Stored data
►
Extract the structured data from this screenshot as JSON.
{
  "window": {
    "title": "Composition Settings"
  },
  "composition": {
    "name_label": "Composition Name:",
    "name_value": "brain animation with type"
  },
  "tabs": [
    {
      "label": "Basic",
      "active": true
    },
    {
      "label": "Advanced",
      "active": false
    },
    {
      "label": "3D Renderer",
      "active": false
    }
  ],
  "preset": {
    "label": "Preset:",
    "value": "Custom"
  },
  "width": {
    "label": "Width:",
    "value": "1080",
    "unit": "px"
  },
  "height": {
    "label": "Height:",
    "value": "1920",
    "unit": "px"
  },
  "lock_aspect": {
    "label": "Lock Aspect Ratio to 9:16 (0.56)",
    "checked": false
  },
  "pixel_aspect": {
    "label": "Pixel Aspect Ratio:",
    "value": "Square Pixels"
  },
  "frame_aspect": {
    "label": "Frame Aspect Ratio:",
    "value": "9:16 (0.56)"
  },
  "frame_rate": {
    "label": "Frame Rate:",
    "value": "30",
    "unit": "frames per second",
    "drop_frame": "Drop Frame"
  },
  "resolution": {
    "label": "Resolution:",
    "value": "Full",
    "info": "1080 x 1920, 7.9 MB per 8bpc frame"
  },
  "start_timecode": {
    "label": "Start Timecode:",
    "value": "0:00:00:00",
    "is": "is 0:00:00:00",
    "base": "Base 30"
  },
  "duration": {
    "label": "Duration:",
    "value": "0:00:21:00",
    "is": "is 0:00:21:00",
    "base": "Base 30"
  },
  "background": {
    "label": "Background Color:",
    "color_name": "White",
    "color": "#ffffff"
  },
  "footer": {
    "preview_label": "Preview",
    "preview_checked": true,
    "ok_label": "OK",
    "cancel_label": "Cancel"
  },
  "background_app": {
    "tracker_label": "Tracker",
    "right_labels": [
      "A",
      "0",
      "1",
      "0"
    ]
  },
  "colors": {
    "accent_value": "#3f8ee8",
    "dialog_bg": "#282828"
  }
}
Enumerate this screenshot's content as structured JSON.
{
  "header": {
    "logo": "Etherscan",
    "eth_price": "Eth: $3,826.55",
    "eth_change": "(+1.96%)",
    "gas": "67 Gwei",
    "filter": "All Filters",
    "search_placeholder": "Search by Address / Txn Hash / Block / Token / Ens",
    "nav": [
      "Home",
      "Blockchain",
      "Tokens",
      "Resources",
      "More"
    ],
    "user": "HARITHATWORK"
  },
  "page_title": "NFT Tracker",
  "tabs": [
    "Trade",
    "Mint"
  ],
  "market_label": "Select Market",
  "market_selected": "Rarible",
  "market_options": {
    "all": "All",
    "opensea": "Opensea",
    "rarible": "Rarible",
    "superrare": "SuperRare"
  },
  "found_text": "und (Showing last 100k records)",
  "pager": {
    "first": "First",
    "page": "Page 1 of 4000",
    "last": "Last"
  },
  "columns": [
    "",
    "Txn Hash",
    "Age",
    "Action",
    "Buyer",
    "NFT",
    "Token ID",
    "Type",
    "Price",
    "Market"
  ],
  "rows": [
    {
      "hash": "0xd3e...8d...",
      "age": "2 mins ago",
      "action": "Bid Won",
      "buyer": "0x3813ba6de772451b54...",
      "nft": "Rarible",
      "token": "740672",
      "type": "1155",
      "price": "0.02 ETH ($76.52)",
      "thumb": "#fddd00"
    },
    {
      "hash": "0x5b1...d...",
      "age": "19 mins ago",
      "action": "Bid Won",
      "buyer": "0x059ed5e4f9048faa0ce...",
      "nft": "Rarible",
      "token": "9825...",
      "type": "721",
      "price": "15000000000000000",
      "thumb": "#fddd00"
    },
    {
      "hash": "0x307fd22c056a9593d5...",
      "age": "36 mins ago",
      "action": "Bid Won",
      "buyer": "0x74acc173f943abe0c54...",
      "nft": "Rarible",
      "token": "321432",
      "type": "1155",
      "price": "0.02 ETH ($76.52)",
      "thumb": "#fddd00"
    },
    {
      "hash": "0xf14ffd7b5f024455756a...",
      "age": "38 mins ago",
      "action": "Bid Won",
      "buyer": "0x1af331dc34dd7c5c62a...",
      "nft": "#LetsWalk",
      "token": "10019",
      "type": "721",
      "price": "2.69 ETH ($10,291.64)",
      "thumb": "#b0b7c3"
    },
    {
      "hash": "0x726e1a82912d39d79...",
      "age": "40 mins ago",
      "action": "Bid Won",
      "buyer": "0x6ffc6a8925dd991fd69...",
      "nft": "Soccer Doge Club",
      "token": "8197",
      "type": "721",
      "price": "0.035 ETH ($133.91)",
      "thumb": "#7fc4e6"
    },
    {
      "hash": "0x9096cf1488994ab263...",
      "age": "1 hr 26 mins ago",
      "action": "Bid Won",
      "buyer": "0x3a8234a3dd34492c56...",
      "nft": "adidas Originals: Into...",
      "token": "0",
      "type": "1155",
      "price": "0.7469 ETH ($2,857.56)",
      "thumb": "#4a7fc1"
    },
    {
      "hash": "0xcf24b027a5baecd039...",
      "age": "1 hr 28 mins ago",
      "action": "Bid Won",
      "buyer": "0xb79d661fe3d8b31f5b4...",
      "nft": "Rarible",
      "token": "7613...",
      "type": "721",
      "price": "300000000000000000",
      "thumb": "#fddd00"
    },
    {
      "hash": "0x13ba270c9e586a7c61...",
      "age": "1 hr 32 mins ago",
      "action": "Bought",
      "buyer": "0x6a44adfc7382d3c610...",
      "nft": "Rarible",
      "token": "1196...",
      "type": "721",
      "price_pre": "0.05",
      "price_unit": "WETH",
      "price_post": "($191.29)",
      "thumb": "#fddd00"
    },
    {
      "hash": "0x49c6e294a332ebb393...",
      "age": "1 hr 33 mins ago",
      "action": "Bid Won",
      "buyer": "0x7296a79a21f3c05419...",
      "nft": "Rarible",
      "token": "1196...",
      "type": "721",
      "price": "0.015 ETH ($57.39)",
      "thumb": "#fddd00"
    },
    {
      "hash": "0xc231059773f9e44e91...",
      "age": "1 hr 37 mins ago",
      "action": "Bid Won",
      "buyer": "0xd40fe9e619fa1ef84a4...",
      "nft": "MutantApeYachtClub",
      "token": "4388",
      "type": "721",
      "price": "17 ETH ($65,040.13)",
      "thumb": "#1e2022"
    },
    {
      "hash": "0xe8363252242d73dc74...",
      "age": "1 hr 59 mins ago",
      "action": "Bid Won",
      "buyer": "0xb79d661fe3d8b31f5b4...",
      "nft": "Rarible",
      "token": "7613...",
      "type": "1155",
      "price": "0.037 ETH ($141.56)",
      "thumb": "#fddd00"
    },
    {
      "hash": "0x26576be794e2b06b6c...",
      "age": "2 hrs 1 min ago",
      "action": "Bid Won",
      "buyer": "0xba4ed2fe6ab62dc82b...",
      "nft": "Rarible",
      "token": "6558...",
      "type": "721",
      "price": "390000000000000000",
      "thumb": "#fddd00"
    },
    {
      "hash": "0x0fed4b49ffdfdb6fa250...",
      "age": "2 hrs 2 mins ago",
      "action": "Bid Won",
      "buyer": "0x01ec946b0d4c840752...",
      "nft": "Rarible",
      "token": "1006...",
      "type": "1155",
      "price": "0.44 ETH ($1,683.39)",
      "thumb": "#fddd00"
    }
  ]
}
◄
## Work to complete
Quote all the records exactly, please, leaving none out.

## Exercise result
Extract the structured data from this screenshot as JSON.
{
  "window": {
    "title": "Composition Settings"
  },
  "composition": {
    "name_label": "Composition Name:",
    "name_value": "brain animation with type"
  },
  "tabs": [
    {
      "label": "Basic",
      "active": true
    },
    {
      "label": "Advanced",
      "active": false
    },
    {
      "label": "3D Renderer",
      "active": false
    }
  ],
  "preset": {
    "label": "Preset:",
    "value": "Custom"
  },
  "width": {
    "label": "Width:",
    "value": "1080",
    "unit": "px"
  },
  "height": {
    "label": "Height:",
    "value": "1920",
    "unit": "px"
  },
  "lock_aspect": {
    "label": "Lock Aspect Ratio to 9:16 (0.56)",
    "checked": false
  },
  "pixel_aspect": {
    "label": "Pixel Aspect Ratio:",
    "value": "Square Pixels"
  },
  "frame_aspect": {
    "label": "Frame Aspect Ratio:",
    "value": "9:16 (0.56)"
  },
  "frame_rate": {
    "label": "Frame Rate:",
    "value": "30",
    "unit": "frames per second",
    "drop_frame": "Drop Frame"
  },
  "resolution": {
    "label": "Resolution:",
    "value": "Full",
    "info": "1080 x 1920, 7.9 MB per 8bpc frame"
  },
  "start_timecode": {
    "label": "Start Timecode:",
    "value": "0:00:00:00",
    "is": "is 0:00:00:00",
    "base": "Base 30"
  },
  "duration": {
    "label": "Duration:",
    "value": "0:00:21:00",
    "is": "is 0:00:21:00",
    "base": "Base 30"
  },
  "background": {
    "label": "Background Color:",
    "color_name": "White",
    "color": "#ffffff"
  },
  "footer": {
    "preview_label": "Preview",
    "preview_checked": true,
    "ok_label": "OK",
    "cancel_label": "Cancel"
  },
  "background_app": {
    "tracker_label": "Tracker",
    "right_labels": [
      "A",
      "0",
      "1",
      "0"
    ]
  },
  "colors": {
    "accent_value": "#3f8ee8",
    "dialog_bg": "#282828"
  }
}
Enumerate this screenshot's content as structured JSON.
{
  "header": {
    "logo": "Etherscan",
    "eth_price": "Eth: $3,826.55",
    "eth_change": "(+1.96%)",
    "gas": "67 Gwei",
    "filter": "All Filters",
    "search_placeholder": "Search by Address / Txn Hash / Block / Token / Ens",
    "nav": [
      "Home",
      "Blockchain",
      "Tokens",
      "Resources",
      "More"
    ],
    "user": "HARITHATWORK"
  },
  "page_title": "NFT Tracker",
  "tabs": [
    "Trade",
    "Mint"
  ],
  "market_label": "Select Market",
  "market_selected": "Rarible",
  "market_options": {
    "all": "All",
    "opensea": "Opensea",
    "rarible": "Rarible",
    "superrare": "SuperRare"
  },
  "found_text": "und (Showing last 100k records)",
  "pager": {
    "first": "First",
    "page": "Page 1 of 4000",
    "last": "Last"
  },
  "columns": [
    "",
    "Txn Hash",
    "Age",
    "Action",
    "Buyer",
    "NFT",
    "Token ID",
    "Type",
    "Price",
    "Market"
  ],
  "rows": [
    {
      "hash": "0xd3e...8d...",
      "age": "2 mins ago",
      "action": "Bid Won",
      "buyer": "0x3813ba6de772451b54...",
      "nft": "Rarible",
      "token": "740672",
      "type": "1155",
      "price": "0.02 ETH ($76.52)",
      "thumb": "#fddd00"
    },
    {
      "hash": "0x5b1...d...",
      "age": "19 mins ago",
      "action": "Bid Won",
      "buyer": "0x059ed5e4f9048faa0ce...",
      "nft": "Rarible",
      "token": "9825...",
      "type": "721",
      "price": "15000000000000000",
      "thumb": "#fddd00"
    },
    {
      "hash": "0x307fd22c056a9593d5...",
      "age": "36 mins ago",
      "action": "Bid Won",
      "buyer": "0x74acc173f943abe0c54...",
      "nft": "Rarible",
      "token": "321432",
      "type": "1155",
      "price": "0.02 ETH ($76.52)",
      "thumb": "#fddd00"
    },
    {
      "hash": "0xf14ffd7b5f024455756a...",
      "age": "38 mins ago",
      "action": "Bid Won",
      "buyer": "0x1af331dc34dd7c5c62a...",
      "nft": "#LetsWalk",
      "token": "10019",
      "type": "721",
      "price": "2.69 ETH ($10,291.64)",
      "thumb": "#b0b7c3"
    },
    {
      "hash": "0x726e1a82912d39d79...",
      "age": "40 mins ago",
      "action": "Bid Won",
      "buyer": "0x6ffc6a8925dd991fd69...",
      "nft": "Soccer Doge Club",
      "token": "8197",
      "type": "721",
      "price": "0.035 ETH ($133.91)",
      "thumb": "#7fc4e6"
    },
    {
      "hash": "0x9096cf1488994ab263...",
      "age": "1 hr 26 mins ago",
      "action": "Bid Won",
      "buyer": "0x3a8234a3dd34492c56...",
      "nft": "adidas Originals: Into...",
      "token": "0",
      "type": "1155",
      "price": "0.7469 ETH ($2,857.56)",
      "thumb": "#4a7fc1"
    },
    {
      "hash": "0xcf24b027a5baecd039...",
      "age": "1 hr 28 mins ago",
      "action": "Bid Won",
      "buyer": "0xb79d661fe3d8b31f5b4...",
      "nft": "Rarible",
      "token": "7613...",
      "type": "721",
      "price": "300000000000000000",
      "thumb": "#fddd00"
    },
    {
      "hash": "0x13ba270c9e586a7c61...",
      "age": "1 hr 32 mins ago",
      "action": "Bought",
      "buyer": "0x6a44adfc7382d3c610...",
      "nft": "Rarible",
      "token": "1196...",
      "type": "721",
      "price_pre": "0.05",
      "price_unit": "WETH",
      "price_post": "($191.29)",
      "thumb": "#fddd00"
    },
    {
      "hash": "0x49c6e294a332ebb393...",
      "age": "1 hr 33 mins ago",
      "action": "Bid Won",
      "buyer": "0x7296a79a21f3c05419...",
      "nft": "Rarible",
      "token": "1196...",
      "type": "721",
      "price": "0.015 ETH ($57.39)",
      "thumb": "#fddd00"
    },
    {
      "hash": "0xc231059773f9e44e91...",
      "age": "1 hr 37 mins ago",
      "action": "Bid Won",
      "buyer": "0xd40fe9e619fa1ef84a4...",
      "nft": "MutantApeYachtClub",
      "token": "4388",
      "type": "721",
      "price": "17 ETH ($65,040.13)",
      "thumb": "#1e2022"
    },
    {
      "hash": "0xe8363252242d73dc74...",
      "age": "1 hr 59 mins ago",
      "action": "Bid Won",
      "buyer": "0xb79d661fe3d8b31f5b4...",
      "nft": "Rarible",
      "token": "7613...",
      "type": "1155",
      "price": "0.037 ETH ($141.56)",
      "thumb": "#fddd00"
    },
    {
      "hash": "0x26576be794e2b06b6c...",
      "age": "2 hrs 1 min ago",
      "action": "Bid Won",
      "buyer": "0xba4ed2fe6ab62dc82b...",
      "nft": "Rarible",
      "token": "6558...",
      "type": "721",
      "price": "390000000000000000",
      "thumb": "#fddd00"
    },
    {
      "hash": "0x0fed4b49ffdfdb6fa250...",
      "age": "2 hrs 2 mins ago",
      "action": "Bid Won",
      "buyer": "0x01ec946b0d4c840752...",
      "nft": "Rarible",
      "token": "1006...",
      "type": "1155",
      "price": "0.44 ETH ($1,683.39)",
      "thumb": "#fddd00"
    }
  ]
}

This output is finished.